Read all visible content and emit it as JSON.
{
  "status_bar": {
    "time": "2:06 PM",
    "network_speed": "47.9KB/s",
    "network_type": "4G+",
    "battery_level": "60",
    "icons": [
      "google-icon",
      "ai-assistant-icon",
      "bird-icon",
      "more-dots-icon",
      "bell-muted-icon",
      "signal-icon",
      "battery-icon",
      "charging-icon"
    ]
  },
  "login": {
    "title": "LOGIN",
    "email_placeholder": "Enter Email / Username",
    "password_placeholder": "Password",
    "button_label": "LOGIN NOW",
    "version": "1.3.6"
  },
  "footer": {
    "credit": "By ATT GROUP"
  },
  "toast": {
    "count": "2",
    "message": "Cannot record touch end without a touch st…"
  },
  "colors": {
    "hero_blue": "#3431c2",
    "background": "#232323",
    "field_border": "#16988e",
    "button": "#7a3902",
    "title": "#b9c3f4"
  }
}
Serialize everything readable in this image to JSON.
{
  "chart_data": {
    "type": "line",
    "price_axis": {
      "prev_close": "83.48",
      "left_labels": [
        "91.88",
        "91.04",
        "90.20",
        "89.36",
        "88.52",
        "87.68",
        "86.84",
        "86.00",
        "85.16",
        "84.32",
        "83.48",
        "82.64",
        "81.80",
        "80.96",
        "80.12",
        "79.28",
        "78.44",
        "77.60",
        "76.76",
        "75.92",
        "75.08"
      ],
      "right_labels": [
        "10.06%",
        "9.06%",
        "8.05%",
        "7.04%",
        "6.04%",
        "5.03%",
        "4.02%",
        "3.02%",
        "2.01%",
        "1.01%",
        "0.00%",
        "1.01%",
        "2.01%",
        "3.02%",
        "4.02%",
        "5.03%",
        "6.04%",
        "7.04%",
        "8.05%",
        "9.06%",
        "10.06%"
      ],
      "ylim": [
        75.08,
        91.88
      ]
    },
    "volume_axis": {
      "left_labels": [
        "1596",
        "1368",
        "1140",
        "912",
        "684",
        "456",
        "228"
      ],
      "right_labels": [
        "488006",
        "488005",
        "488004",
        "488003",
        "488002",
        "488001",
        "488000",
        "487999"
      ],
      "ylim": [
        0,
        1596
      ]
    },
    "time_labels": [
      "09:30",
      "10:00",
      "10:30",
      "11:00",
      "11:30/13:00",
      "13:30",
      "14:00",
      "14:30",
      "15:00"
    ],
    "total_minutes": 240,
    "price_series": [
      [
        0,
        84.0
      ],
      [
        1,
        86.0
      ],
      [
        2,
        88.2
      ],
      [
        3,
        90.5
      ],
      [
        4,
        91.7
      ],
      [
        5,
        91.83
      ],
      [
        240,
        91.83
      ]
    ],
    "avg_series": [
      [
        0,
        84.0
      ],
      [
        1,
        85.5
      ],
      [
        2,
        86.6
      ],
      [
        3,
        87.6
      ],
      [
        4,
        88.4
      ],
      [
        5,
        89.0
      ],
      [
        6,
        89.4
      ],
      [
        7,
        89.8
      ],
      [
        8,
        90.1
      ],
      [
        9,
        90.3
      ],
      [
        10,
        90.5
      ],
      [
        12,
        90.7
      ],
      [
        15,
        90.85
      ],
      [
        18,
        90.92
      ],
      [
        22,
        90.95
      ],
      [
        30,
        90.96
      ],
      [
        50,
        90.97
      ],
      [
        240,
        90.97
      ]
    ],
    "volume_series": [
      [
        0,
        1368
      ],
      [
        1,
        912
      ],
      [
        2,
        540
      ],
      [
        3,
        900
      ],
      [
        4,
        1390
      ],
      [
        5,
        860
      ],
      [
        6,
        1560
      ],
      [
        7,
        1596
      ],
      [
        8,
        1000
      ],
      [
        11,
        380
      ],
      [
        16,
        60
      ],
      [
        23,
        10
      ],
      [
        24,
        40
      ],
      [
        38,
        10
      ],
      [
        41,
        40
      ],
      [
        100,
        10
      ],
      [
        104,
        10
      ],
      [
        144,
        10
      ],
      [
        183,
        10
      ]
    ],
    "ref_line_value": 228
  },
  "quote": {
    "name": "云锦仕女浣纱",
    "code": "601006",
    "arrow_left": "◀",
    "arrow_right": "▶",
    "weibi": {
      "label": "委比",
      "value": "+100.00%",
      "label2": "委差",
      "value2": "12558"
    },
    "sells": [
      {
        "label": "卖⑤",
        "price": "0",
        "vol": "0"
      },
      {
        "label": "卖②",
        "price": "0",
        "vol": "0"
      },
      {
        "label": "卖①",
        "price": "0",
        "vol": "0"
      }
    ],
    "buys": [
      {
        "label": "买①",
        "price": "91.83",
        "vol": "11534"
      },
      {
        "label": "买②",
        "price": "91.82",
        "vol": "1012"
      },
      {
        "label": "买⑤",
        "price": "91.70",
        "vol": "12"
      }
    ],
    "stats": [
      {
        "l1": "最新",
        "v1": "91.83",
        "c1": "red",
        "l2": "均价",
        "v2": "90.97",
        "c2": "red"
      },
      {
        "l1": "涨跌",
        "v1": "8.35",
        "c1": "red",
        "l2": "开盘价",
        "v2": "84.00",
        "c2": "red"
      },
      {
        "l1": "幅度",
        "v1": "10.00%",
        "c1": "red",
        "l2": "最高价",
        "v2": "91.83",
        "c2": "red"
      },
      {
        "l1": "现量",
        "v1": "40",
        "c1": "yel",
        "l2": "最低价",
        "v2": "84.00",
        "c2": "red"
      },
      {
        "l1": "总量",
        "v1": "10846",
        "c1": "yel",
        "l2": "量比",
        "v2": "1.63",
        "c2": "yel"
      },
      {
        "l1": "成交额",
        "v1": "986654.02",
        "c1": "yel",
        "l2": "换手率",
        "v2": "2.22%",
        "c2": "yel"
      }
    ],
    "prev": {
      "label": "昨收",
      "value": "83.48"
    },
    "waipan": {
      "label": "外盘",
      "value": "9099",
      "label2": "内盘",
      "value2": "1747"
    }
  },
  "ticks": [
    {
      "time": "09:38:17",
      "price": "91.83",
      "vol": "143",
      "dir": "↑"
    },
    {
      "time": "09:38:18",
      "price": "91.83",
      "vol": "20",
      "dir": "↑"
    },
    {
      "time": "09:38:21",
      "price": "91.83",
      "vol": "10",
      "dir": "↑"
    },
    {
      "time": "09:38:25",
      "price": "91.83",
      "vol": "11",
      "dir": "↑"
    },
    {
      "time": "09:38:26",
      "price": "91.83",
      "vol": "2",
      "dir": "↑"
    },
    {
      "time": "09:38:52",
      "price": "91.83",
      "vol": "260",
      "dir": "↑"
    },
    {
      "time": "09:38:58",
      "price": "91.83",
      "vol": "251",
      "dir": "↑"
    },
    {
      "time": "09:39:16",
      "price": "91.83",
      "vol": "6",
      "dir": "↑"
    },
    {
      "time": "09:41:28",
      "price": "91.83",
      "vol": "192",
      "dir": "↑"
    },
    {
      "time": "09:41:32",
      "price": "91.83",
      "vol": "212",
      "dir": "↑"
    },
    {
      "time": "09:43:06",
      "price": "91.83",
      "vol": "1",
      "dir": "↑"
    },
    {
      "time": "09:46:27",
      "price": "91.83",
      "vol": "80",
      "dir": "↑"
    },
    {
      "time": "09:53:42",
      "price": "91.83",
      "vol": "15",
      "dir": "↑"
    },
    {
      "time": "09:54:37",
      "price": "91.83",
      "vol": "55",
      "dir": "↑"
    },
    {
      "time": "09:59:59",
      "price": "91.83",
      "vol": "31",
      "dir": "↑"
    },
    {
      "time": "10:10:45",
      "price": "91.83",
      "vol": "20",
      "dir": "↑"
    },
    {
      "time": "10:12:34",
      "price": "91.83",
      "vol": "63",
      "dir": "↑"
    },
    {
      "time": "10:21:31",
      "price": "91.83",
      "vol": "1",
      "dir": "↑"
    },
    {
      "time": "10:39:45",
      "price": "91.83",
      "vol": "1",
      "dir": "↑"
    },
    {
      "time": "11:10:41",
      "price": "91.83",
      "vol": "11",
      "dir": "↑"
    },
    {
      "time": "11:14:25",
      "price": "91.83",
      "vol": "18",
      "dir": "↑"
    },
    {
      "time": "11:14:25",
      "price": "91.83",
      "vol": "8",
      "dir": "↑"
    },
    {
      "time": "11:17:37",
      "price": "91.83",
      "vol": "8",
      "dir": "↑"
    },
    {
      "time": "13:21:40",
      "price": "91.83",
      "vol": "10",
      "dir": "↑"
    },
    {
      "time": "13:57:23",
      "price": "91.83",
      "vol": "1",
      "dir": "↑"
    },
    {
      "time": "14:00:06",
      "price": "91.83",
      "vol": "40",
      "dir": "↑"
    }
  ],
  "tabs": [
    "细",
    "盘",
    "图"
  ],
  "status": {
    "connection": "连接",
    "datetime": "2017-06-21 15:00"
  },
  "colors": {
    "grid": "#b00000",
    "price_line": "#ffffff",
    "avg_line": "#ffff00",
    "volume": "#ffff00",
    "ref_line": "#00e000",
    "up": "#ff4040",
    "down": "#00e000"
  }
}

++++++++++++++++++++

■ DIRECTIONS FOR THIS TASK ■
Tell how many lines contain the word "JSON", using only the number.

■ FULL RESPONSE ■
2